Print every line of the listing exactly, please.

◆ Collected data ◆
****************

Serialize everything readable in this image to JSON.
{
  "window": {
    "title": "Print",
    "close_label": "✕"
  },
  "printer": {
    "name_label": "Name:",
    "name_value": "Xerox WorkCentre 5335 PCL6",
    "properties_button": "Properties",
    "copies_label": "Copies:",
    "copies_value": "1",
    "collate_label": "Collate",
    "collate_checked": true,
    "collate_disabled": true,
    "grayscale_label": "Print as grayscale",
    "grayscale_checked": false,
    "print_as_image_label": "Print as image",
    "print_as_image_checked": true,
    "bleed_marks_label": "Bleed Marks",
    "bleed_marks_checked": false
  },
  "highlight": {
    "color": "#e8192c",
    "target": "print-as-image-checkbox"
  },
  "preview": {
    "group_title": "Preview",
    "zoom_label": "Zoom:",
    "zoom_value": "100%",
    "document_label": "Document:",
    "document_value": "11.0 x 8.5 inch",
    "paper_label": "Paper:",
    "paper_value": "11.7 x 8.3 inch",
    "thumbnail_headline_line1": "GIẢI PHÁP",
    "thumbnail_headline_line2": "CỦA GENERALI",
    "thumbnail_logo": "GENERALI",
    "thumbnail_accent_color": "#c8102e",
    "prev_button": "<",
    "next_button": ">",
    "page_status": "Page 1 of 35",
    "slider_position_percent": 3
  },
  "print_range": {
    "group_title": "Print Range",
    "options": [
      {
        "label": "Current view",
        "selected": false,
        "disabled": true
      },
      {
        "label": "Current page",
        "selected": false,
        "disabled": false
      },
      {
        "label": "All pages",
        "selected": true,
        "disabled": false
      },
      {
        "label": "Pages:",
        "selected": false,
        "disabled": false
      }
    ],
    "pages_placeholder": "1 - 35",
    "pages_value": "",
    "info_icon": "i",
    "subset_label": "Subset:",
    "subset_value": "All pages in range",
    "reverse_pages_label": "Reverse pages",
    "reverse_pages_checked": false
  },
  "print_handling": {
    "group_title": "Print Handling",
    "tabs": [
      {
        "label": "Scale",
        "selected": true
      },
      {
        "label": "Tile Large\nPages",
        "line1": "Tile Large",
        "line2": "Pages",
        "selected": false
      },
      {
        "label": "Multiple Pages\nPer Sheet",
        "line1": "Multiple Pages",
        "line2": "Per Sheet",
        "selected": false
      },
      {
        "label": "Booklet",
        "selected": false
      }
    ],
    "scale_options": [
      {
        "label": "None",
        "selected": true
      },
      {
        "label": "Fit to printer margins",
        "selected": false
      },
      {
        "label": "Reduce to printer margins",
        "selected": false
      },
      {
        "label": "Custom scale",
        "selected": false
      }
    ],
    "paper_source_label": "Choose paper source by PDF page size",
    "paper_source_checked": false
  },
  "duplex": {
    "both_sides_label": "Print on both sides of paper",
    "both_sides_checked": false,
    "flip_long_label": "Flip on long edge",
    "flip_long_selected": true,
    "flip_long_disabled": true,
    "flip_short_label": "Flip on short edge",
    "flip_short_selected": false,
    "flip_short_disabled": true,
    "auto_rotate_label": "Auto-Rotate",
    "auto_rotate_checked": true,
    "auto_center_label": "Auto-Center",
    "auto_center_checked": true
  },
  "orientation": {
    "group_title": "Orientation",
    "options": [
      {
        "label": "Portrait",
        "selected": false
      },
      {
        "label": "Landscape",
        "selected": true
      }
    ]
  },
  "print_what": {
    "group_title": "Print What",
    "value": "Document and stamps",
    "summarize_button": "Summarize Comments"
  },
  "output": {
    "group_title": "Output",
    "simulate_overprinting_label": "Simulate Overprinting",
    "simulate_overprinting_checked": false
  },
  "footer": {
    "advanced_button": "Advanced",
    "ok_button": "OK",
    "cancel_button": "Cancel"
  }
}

****************

◆ Solution below ◆
Serialize everything readable in this image to JSON.
{
  "window": {
    "title": "Print",
    "close_label": "✕"
  },
  "printer": {
    "name_label": "Name:",
    "name_value": "Xerox WorkCentre 5335 PCL6",
    "properties_button": "Properties",
    "copies_label": "Copies:",
    "copies_value": "1",
    "collate_label": "Collate",
    "collate_checked": true,
    "collate_disabled": true,
    "grayscale_label": "Print as grayscale",
    "grayscale_checked": false,
    "print_as_image_label": "Print as image",
    "print_as_image_checked": true,
    "bleed_marks_label": "Bleed Marks",
    "bleed_marks_checked": false
  },
  "highlight": {
    "color": "#e8192c",
    "target": "print-as-image-checkbox"
  },
  "preview": {
    "group_title": "Preview",
    "zoom_label": "Zoom:",
    "zoom_value": "100%",
    "document_label": "Document:",
    "document_value": "11.0 x 8.5 inch",
    "paper_label": "Paper:",
    "paper_value": "11.7 x 8.3 inch",
    "thumbnail_headline_line1": "GIẢI PHÁP",
    "thumbnail_headline_line2": "CỦA GENERALI",
    "thumbnail_logo": "GENERALI",
    "thumbnail_accent_color": "#c8102e",
    "prev_button": "<",
    "next_button": ">",
    "page_status": "Page 1 of 35",
    "slider_position_percent": 3
  },
  "print_range": {
    "group_title": "Print Range",
    "options": [
      {
        "label": "Current view",
        "selected": false,
        "disabled": true
      },
      {
        "label": "Current page",
        "selected": false,
        "disabled": false
      },
      {
        "label": "All pages",
        "selected": true,
        "disabled": false
      },
      {
        "label": "Pages:",
        "selected": false,
        "disabled": false
      }
    ],
    "pages_placeholder": "1 - 35",
    "pages_value": "",
    "info_icon": "i",
    "subset_label": "Subset:",
    "subset_value": "All pages in range",
    "reverse_pages_label": "Reverse pages",
    "reverse_pages_checked": false
  },
  "print_handling": {
    "group_title": "Print Handling",
    "tabs": [
      {
        "label": "Scale",
        "selected": true
      },
      {
        "label": "Tile Large\nPages",
        "line1": "Tile Large",
        "line2": "Pages",
        "selected": false
      },
      {
        "label": "Multiple Pages\nPer Sheet",
        "line1": "Multiple Pages",
        "line2": "Per Sheet",
        "selected": false
      },
      {
        "label": "Booklet",
        "selected": false
      }
    ],
    "scale_options": [
      {
        "label": "None",
        "selected": true
      },
      {
        "label": "Fit to printer margins",
        "selected": false
      },
      {
        "label": "Reduce to printer margins",
        "selected": false
      },
      {
        "label": "Custom scale",
        "selected": false
      }
    ],
    "paper_source_label": "Choose paper source by PDF page size",
    "paper_source_checked": false
  },
  "duplex": {
    "both_sides_label": "Print on both sides of paper",
    "both_sides_checked": false,
    "flip_long_label": "Flip on long edge",
    "flip_long_selected": true,
    "flip_long_disabled": true,
    "flip_short_label": "Flip on short edge",
    "flip_short_selected": false,
    "flip_short_disabled": true,
    "auto_rotate_label": "Auto-Rotate",
    "auto_rotate_checked": true,
    "auto_center_label": "Auto-Center",
    "auto_center_checked": true
  },
  "orientation": {
    "group_title": "Orientation",
    "options": [
      {
        "label": "Portrait",
        "selected": false
      },
      {
        "label": "Landscape",
        "selected": true
      }
    ]
  },
  "print_what": {
    "group_title": "Print What",
    "value": "Document and stamps",
    "summarize_button": "Summarize Comments"
  },
  "output": {
    "group_title": "Output",
    "simulate_overprinting_label": "Simulate Overprinting",
    "simulate_overprinting_checked": false
  },
  "footer": {
    "advanced_button": "Advanced",
    "ok_button": "OK",
    "cancel_button": "Cancel"
  }
}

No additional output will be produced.